_EXERCISE INPUTS_
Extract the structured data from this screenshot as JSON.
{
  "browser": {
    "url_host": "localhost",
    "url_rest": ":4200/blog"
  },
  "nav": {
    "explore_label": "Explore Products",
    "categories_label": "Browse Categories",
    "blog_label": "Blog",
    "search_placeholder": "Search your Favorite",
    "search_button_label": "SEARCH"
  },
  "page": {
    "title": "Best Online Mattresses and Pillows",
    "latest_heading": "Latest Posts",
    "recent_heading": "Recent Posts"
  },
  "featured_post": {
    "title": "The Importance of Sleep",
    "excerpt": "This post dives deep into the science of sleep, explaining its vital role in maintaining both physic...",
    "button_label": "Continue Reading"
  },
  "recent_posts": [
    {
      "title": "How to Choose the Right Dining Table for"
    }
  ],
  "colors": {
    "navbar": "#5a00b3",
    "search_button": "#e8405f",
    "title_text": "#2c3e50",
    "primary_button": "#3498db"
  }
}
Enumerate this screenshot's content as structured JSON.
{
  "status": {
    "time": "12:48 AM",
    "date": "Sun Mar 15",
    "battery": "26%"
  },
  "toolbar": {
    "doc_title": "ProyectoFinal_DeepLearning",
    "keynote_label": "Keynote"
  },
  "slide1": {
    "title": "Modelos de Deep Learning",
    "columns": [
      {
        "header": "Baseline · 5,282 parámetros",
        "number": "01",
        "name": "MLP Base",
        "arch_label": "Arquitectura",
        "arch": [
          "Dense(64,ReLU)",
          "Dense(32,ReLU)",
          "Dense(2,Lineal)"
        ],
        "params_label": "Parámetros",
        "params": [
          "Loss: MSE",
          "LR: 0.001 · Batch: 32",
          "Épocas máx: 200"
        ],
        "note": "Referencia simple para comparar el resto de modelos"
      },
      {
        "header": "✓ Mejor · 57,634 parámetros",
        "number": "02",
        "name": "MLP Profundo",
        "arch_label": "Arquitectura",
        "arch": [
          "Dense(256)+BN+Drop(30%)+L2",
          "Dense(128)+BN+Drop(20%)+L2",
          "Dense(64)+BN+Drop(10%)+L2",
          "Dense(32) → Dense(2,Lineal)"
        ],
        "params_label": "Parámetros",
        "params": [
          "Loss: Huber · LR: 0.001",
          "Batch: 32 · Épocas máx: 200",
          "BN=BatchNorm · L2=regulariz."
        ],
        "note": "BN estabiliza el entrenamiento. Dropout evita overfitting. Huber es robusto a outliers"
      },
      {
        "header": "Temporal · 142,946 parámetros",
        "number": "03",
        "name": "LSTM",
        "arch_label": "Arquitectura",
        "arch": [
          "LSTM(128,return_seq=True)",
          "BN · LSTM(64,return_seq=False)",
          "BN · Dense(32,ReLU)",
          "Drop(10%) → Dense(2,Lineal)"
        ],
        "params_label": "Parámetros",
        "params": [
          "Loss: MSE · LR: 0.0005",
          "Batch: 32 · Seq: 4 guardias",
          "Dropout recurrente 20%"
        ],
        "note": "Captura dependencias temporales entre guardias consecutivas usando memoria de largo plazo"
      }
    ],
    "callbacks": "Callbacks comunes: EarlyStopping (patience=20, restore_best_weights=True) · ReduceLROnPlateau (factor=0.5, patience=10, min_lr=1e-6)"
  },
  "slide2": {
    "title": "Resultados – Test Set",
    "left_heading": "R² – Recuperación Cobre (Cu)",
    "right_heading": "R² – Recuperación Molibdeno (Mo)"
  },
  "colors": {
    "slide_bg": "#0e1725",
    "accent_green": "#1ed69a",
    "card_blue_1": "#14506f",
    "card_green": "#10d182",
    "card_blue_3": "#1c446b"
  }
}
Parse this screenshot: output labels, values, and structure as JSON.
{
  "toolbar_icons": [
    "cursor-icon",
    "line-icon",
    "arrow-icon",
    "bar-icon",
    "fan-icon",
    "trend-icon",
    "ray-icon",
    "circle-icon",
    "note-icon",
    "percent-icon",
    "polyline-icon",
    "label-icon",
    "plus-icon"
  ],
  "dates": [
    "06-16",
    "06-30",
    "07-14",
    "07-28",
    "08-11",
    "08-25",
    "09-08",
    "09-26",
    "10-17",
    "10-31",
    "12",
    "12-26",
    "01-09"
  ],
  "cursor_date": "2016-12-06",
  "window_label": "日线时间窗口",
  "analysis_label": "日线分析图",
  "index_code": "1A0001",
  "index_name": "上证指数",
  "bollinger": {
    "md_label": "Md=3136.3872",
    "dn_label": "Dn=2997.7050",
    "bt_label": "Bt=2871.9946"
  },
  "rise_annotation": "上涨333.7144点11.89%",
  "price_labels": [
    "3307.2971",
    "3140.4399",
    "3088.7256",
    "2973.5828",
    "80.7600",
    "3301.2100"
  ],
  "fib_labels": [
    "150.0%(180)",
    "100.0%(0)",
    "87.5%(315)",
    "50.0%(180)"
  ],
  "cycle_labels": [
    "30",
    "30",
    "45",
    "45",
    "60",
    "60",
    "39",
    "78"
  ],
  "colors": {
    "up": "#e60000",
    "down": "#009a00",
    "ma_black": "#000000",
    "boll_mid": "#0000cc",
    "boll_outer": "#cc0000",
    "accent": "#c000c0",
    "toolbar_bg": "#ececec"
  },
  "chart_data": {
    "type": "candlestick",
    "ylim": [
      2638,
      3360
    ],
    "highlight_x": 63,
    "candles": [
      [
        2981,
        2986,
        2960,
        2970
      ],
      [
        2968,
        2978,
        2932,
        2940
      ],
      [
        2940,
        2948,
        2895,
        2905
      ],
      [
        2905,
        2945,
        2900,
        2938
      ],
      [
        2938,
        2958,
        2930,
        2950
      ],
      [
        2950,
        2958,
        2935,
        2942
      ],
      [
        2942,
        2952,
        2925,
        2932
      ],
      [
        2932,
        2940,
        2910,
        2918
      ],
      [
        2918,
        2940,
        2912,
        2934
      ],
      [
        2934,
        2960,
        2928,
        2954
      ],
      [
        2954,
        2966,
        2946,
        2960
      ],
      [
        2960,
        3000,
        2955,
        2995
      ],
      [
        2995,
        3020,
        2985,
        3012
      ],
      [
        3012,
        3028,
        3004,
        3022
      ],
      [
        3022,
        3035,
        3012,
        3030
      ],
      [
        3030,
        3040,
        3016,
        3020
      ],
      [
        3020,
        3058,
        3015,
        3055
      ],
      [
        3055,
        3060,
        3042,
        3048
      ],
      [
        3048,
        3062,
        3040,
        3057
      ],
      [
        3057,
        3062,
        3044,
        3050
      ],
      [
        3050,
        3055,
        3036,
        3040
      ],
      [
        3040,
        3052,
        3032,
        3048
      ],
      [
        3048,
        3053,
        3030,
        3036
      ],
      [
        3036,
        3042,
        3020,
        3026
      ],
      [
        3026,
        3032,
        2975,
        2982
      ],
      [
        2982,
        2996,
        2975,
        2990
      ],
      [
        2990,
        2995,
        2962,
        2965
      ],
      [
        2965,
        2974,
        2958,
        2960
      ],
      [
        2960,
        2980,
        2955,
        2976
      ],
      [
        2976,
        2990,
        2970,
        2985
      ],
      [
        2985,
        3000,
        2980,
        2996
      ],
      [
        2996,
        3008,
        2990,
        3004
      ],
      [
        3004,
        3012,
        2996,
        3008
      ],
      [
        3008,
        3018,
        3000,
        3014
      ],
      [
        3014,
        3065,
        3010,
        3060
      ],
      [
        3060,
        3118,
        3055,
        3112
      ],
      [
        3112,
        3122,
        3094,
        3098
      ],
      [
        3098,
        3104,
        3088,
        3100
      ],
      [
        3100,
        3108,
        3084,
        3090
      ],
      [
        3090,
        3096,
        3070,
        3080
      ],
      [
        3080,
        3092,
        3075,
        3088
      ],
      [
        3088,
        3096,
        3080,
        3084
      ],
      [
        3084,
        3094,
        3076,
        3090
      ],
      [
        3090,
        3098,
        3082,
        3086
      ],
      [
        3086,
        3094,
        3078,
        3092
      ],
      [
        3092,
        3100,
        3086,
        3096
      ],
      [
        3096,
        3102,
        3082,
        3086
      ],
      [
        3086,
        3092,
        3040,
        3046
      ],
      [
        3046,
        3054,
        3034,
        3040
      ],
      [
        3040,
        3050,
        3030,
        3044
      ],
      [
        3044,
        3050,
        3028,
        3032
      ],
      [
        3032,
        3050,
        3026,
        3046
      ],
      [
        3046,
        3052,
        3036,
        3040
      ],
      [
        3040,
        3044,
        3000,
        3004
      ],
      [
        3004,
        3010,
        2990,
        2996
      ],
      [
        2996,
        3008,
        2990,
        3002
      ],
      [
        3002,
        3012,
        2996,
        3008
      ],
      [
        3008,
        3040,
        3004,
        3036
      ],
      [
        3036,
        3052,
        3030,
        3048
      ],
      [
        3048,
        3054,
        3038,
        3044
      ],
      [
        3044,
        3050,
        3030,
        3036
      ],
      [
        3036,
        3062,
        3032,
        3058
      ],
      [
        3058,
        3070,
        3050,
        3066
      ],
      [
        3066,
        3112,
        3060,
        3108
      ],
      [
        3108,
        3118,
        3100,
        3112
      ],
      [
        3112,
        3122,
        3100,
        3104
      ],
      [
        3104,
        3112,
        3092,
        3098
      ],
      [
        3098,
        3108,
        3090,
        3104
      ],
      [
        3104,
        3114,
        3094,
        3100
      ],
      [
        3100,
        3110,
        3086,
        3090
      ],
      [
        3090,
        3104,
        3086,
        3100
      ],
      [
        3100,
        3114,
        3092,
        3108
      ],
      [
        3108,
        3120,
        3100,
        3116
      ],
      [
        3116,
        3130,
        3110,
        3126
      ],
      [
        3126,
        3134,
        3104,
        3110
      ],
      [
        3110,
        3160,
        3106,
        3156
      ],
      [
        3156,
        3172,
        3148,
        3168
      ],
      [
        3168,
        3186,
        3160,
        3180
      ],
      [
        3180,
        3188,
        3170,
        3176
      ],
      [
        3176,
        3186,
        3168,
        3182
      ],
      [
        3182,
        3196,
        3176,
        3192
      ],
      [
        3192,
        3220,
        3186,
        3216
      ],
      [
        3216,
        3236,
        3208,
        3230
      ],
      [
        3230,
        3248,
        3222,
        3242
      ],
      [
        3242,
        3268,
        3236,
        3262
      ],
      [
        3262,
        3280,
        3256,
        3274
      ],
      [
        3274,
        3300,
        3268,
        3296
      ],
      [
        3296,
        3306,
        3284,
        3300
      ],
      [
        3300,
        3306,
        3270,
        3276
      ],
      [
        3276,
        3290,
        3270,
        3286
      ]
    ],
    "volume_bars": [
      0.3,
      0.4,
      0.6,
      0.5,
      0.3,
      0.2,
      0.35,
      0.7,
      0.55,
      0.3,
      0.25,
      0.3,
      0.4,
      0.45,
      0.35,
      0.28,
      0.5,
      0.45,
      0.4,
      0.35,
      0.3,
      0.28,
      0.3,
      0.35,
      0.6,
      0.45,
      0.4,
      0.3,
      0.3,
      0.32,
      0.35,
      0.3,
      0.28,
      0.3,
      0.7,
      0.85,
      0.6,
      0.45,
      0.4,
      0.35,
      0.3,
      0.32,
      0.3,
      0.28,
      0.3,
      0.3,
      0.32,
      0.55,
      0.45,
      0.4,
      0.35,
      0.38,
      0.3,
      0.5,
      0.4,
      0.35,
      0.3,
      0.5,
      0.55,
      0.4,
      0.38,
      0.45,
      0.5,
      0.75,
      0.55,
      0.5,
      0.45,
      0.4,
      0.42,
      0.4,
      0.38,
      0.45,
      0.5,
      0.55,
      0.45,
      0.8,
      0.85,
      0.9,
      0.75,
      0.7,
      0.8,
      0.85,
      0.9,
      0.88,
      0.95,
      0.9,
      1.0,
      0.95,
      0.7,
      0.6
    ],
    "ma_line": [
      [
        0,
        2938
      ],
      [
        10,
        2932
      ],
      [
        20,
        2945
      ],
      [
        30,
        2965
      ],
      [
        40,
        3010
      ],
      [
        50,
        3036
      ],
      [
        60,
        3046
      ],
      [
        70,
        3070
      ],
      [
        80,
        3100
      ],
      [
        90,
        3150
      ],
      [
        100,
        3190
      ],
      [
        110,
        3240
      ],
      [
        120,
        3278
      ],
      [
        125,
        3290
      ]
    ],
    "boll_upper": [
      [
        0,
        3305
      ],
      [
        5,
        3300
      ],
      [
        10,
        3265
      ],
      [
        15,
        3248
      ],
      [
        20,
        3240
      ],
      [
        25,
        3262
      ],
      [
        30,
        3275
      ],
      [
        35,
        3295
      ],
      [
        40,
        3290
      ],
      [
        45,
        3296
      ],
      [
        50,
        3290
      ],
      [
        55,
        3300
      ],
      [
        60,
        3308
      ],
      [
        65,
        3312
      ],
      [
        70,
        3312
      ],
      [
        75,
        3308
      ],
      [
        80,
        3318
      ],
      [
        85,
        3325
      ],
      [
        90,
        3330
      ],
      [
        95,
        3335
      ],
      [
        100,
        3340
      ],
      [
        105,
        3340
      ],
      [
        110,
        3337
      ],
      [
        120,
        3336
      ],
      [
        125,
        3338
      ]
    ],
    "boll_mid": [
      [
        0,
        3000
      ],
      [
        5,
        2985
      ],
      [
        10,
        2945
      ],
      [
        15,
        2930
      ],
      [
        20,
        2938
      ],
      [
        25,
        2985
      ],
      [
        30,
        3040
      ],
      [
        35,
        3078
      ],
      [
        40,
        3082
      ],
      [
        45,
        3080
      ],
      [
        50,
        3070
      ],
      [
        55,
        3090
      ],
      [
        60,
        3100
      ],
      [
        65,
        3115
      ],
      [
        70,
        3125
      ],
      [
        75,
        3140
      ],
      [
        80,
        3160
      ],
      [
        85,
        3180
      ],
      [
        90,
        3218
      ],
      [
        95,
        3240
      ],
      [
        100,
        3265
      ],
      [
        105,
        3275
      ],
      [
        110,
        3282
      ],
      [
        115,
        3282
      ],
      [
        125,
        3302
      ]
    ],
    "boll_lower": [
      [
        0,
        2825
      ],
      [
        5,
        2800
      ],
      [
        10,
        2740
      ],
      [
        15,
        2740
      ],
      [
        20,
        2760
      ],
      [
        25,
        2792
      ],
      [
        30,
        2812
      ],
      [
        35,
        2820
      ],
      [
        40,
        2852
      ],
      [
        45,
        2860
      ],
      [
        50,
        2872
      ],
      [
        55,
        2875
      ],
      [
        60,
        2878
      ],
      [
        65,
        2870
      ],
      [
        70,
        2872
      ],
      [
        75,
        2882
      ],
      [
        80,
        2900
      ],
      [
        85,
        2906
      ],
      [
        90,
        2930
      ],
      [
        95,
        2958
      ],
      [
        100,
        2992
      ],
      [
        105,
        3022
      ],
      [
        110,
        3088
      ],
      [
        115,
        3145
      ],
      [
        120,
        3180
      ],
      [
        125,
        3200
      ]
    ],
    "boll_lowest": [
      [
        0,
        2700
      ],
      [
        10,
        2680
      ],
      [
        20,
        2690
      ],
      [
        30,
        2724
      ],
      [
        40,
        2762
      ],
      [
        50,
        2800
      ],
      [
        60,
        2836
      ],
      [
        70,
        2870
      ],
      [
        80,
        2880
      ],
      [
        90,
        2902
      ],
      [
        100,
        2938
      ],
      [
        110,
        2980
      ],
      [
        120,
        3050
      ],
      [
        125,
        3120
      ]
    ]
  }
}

_WORK REQUIRED_
Tally up the lines with the word "header" in them, and answer with that number by itself.

_RESPONSE BELOW_
3